Exercise directions: For each line below that includes the word "촘촘하게", make a copy.
☆ ☆ ☆
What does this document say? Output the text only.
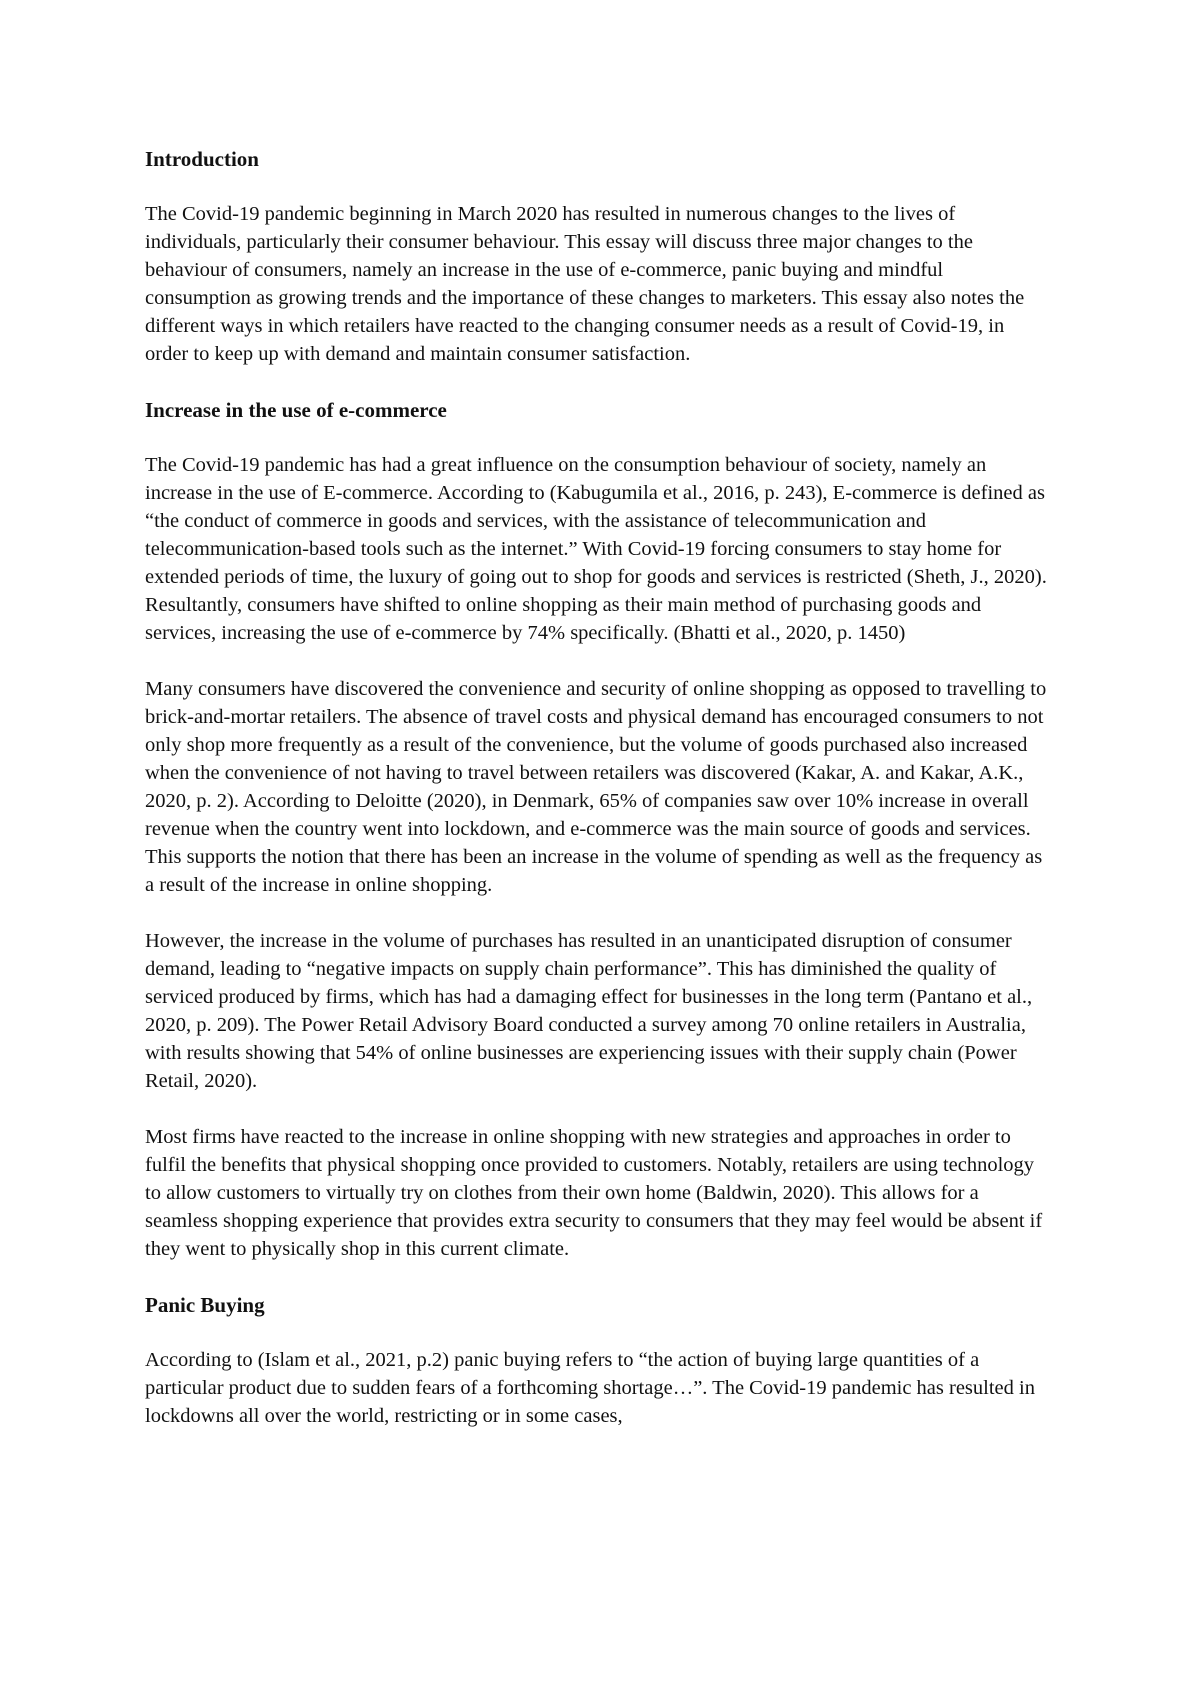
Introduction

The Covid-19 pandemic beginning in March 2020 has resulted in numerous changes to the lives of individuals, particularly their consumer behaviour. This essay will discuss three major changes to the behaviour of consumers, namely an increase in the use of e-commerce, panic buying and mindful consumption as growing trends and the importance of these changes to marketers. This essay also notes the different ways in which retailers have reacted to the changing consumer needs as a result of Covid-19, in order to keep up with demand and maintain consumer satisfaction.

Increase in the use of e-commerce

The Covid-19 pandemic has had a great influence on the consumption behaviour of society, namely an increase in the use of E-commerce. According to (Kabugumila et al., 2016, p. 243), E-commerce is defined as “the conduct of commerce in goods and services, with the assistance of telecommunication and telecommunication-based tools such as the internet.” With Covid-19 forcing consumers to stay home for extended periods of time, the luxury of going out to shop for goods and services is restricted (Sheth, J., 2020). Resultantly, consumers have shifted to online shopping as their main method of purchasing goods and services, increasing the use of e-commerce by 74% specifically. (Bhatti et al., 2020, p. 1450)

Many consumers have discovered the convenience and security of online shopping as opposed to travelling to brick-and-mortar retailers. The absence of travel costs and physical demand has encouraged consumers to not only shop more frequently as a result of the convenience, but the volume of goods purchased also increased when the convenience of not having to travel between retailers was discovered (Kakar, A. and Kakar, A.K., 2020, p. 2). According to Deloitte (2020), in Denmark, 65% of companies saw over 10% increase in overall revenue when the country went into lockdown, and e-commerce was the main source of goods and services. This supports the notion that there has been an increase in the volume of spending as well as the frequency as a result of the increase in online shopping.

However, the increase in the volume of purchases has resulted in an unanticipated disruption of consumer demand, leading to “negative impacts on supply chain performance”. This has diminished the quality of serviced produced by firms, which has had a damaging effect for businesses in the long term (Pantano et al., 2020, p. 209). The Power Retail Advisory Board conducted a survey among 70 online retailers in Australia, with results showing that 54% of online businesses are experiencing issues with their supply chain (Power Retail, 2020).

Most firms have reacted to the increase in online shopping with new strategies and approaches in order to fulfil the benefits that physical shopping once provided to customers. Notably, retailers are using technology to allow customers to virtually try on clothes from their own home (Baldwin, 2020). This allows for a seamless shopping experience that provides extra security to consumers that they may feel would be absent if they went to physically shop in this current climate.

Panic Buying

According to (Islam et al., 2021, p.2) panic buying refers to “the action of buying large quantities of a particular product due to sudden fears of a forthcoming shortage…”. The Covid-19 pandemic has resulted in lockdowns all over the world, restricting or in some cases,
☆ ☆ ☆
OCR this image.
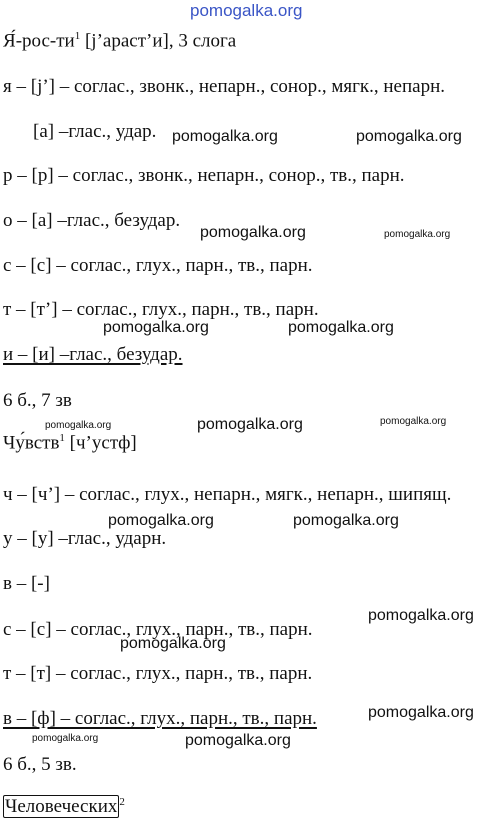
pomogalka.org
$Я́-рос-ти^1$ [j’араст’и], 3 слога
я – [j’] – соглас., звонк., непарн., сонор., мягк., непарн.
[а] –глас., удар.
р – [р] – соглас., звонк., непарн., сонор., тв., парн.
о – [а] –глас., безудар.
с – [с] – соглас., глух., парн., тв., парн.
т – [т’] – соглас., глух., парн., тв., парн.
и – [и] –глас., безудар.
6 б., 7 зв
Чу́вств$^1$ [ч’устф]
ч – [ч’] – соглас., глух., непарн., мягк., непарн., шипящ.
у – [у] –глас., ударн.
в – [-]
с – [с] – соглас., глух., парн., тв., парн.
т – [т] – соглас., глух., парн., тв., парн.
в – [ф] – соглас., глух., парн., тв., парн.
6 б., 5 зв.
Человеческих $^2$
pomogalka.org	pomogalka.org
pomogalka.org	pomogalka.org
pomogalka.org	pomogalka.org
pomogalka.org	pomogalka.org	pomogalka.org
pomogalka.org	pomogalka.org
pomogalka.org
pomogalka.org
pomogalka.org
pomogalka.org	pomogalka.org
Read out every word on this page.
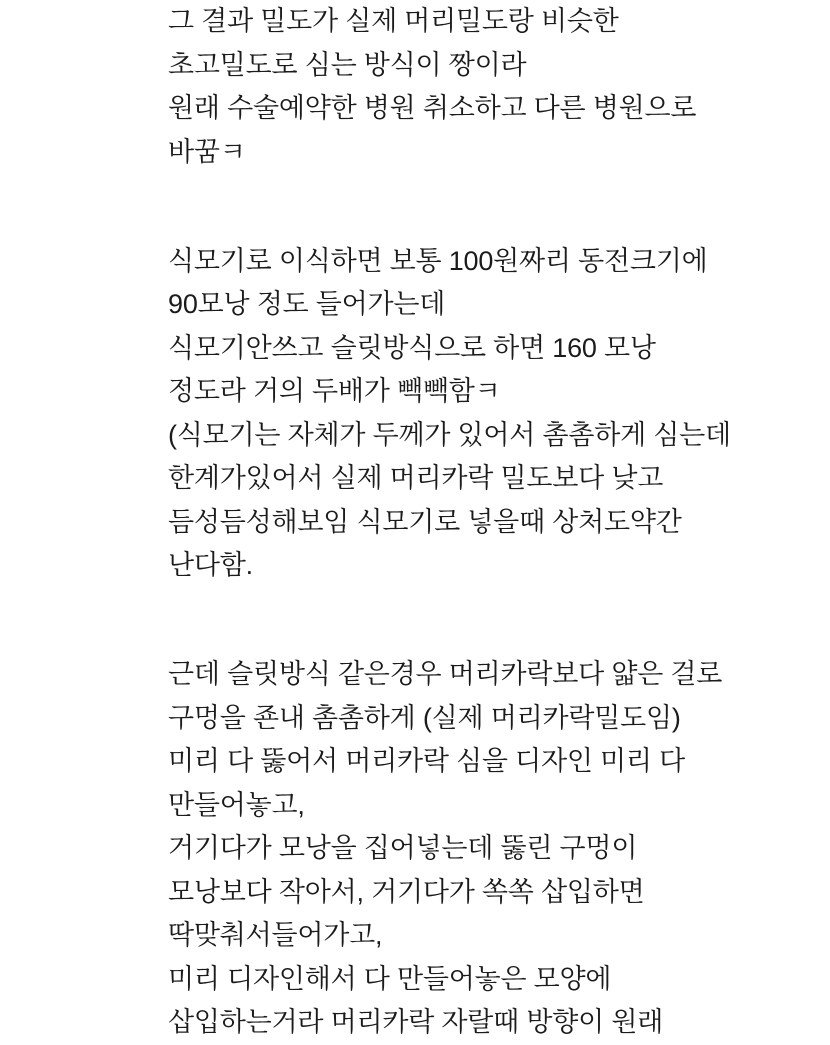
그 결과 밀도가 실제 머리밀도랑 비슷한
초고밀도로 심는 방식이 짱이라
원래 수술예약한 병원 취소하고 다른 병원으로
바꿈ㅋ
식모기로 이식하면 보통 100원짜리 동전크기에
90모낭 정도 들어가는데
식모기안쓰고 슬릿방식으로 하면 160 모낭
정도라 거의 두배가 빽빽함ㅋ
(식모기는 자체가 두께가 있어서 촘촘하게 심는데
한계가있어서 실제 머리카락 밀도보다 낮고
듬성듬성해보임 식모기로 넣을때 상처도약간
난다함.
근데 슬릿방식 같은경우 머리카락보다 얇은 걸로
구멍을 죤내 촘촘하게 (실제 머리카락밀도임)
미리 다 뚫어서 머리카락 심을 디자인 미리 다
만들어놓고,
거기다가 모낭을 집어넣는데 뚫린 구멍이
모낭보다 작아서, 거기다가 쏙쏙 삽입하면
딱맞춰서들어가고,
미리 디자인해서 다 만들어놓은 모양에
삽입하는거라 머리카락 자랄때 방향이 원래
☆ ☆ ☆
Task output:
(식모기는 자체가 두께가 있어서 촘촘하게 심는데
구멍을 죤내 촘촘하게 (실제 머리카락밀도임)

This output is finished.